(Dataset rows about figures)

## Begin

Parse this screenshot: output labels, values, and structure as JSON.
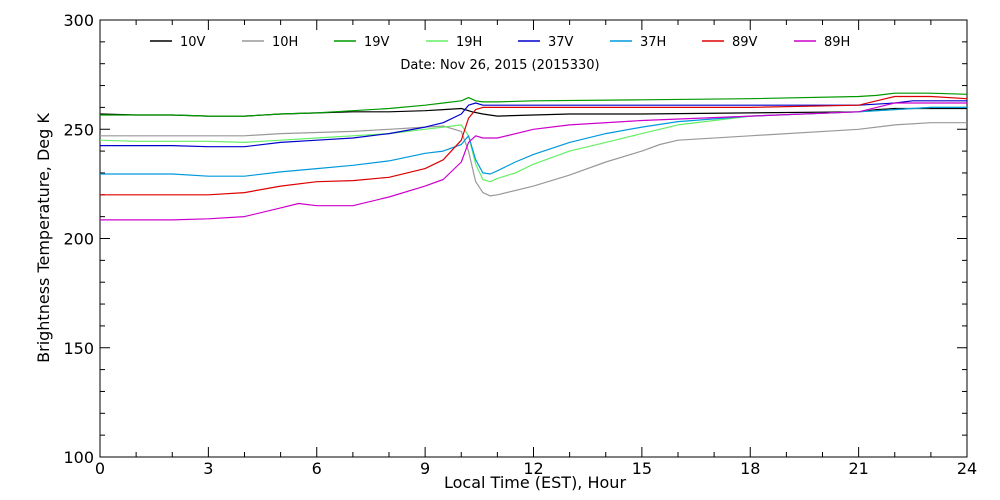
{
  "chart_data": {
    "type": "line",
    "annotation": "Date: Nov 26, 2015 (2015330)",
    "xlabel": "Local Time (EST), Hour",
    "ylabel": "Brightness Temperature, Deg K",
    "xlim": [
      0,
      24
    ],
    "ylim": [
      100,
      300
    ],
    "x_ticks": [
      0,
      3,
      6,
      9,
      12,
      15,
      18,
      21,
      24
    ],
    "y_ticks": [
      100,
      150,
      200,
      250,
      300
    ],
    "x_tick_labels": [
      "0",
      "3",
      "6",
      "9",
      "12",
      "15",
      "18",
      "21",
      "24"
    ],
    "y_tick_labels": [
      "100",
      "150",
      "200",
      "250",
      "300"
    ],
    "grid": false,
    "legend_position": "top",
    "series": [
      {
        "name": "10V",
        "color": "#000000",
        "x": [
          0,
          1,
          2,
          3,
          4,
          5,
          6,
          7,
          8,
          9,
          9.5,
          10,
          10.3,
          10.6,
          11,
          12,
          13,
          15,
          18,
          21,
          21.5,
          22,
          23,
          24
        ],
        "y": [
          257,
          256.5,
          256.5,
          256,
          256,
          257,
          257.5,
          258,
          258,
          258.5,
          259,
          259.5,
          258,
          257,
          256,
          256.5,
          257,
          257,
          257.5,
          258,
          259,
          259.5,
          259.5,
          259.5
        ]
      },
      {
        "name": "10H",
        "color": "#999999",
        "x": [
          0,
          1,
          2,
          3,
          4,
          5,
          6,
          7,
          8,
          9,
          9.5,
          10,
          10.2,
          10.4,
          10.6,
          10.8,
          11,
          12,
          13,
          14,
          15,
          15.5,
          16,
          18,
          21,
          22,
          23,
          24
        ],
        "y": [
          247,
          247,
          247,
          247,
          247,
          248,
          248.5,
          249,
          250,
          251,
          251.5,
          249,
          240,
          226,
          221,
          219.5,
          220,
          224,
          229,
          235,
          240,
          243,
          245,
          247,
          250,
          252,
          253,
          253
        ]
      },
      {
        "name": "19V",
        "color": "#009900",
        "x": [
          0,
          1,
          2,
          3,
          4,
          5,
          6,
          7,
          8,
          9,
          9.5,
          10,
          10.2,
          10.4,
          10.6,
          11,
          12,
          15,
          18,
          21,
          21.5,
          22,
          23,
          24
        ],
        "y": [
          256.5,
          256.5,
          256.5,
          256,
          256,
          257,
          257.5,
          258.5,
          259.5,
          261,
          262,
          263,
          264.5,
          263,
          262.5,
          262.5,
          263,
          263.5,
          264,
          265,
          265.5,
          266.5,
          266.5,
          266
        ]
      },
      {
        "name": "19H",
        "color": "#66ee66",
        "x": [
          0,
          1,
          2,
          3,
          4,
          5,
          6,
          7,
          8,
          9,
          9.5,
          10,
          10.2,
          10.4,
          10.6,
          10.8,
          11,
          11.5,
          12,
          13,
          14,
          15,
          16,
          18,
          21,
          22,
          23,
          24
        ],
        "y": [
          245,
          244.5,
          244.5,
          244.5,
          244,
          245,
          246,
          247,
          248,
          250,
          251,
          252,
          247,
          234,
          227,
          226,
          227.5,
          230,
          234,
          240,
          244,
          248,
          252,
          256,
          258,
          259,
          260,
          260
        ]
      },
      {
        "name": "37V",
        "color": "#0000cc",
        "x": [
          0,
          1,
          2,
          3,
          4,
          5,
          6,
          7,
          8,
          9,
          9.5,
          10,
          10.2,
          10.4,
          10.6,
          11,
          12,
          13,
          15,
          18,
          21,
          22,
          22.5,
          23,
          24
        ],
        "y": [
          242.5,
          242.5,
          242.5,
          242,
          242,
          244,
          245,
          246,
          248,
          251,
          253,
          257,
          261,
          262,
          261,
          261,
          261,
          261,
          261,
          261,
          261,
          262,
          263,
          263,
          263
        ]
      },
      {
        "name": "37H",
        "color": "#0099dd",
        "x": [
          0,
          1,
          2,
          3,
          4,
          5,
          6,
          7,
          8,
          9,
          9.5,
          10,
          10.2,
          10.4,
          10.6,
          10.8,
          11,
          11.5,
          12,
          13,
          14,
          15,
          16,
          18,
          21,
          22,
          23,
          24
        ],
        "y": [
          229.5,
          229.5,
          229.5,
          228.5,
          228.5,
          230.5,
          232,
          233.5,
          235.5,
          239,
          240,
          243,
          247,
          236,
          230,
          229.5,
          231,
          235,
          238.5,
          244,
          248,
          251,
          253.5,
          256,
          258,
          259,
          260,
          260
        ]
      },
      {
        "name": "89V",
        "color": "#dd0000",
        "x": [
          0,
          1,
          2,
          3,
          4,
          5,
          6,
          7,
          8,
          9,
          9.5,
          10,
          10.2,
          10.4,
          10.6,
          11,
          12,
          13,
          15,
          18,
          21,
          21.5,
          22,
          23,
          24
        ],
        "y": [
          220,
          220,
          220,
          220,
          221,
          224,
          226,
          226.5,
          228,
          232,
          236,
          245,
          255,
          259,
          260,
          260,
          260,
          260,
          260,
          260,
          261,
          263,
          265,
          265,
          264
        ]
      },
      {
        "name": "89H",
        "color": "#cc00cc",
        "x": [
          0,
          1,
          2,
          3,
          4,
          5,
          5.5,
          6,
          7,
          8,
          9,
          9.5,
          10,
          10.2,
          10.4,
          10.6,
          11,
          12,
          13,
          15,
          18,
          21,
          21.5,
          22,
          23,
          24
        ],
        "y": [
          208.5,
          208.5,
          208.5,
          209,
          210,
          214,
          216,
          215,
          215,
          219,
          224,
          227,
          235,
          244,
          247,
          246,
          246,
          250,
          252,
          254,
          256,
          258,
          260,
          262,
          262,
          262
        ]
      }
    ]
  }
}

## End

### Challenge
Tally the lines of the preceding listing in which the word "color" appears; state nothing but the total.

### Output for this task
8